> Aim of the task:
Show every line in the entries below where the word "this" appears.

** Start of Available records **

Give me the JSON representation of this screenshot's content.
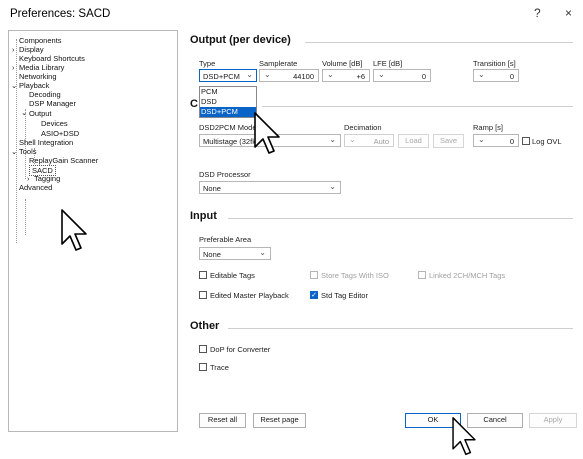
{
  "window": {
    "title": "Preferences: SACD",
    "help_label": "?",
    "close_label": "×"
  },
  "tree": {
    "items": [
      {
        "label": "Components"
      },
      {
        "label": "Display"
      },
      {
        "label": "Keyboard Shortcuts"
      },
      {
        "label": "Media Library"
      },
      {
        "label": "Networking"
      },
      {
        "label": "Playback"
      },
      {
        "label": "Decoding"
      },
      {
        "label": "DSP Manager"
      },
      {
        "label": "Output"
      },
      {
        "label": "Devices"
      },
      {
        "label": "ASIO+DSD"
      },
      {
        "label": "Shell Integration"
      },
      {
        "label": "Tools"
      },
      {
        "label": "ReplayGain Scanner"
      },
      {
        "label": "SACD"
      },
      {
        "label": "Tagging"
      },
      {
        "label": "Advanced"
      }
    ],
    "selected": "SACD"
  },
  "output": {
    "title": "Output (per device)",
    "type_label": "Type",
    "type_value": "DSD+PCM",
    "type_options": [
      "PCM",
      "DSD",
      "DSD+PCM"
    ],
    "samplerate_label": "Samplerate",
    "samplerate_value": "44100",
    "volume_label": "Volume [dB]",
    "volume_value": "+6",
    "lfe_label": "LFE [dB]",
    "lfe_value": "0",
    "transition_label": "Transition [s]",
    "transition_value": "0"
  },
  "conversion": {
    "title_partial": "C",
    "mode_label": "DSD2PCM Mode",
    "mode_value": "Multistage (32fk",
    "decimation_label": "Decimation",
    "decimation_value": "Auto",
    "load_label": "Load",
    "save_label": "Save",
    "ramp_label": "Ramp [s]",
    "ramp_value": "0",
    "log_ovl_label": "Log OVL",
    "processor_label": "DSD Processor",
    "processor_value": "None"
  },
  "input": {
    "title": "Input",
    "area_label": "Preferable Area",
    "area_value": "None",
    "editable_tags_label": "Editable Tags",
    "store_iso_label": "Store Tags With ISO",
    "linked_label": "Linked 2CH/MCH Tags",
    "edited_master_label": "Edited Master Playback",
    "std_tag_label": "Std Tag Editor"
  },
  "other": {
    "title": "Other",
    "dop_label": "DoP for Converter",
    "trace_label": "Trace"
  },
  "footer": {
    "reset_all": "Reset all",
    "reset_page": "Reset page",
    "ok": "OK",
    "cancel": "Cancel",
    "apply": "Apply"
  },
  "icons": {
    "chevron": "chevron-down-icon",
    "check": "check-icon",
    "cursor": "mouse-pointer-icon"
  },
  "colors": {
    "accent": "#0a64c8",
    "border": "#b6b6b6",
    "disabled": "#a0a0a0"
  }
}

** End of Available records **
** Start of Available records **

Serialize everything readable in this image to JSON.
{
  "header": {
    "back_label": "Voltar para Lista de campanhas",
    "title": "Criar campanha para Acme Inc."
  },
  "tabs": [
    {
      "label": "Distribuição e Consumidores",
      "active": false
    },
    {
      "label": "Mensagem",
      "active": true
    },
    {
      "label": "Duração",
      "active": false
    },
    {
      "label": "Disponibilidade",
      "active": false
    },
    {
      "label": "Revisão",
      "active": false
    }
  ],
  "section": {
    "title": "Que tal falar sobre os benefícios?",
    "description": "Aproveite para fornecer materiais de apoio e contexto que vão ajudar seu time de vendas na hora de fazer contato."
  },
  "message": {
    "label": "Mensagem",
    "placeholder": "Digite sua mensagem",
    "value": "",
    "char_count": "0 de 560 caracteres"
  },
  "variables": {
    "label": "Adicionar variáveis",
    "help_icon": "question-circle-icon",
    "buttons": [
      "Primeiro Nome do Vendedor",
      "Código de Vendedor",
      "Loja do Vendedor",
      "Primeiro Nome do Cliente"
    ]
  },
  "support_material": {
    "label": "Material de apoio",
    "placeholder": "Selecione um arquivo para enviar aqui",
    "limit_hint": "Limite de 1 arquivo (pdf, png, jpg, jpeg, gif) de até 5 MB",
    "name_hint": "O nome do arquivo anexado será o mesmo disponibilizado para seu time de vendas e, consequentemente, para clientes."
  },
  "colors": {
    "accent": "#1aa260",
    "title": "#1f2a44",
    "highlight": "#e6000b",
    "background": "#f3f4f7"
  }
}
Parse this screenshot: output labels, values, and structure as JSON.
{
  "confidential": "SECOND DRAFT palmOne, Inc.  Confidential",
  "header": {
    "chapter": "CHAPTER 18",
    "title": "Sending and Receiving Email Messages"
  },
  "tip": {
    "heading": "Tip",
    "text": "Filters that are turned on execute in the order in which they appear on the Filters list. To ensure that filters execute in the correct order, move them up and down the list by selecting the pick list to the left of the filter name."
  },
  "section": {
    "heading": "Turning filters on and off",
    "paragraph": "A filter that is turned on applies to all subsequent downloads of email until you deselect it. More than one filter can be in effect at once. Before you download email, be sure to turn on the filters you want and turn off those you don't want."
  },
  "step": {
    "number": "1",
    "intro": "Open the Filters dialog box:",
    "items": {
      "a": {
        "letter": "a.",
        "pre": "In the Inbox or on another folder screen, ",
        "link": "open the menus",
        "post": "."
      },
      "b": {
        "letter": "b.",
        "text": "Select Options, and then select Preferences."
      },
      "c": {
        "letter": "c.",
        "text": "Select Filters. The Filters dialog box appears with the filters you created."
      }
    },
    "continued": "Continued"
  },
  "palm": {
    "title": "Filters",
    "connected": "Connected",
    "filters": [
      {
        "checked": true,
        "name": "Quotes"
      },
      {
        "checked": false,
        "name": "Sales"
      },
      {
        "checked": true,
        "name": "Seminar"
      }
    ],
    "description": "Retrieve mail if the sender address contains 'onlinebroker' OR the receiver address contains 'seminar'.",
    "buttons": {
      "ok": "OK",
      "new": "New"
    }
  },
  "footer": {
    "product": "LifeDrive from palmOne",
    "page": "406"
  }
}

** End of Available records **

> Reply:
Give me the JSON representation of this screenshot's content.
Serialize everything readable in this image to JSON.
Parse this screenshot: output labels, values, and structure as JSON.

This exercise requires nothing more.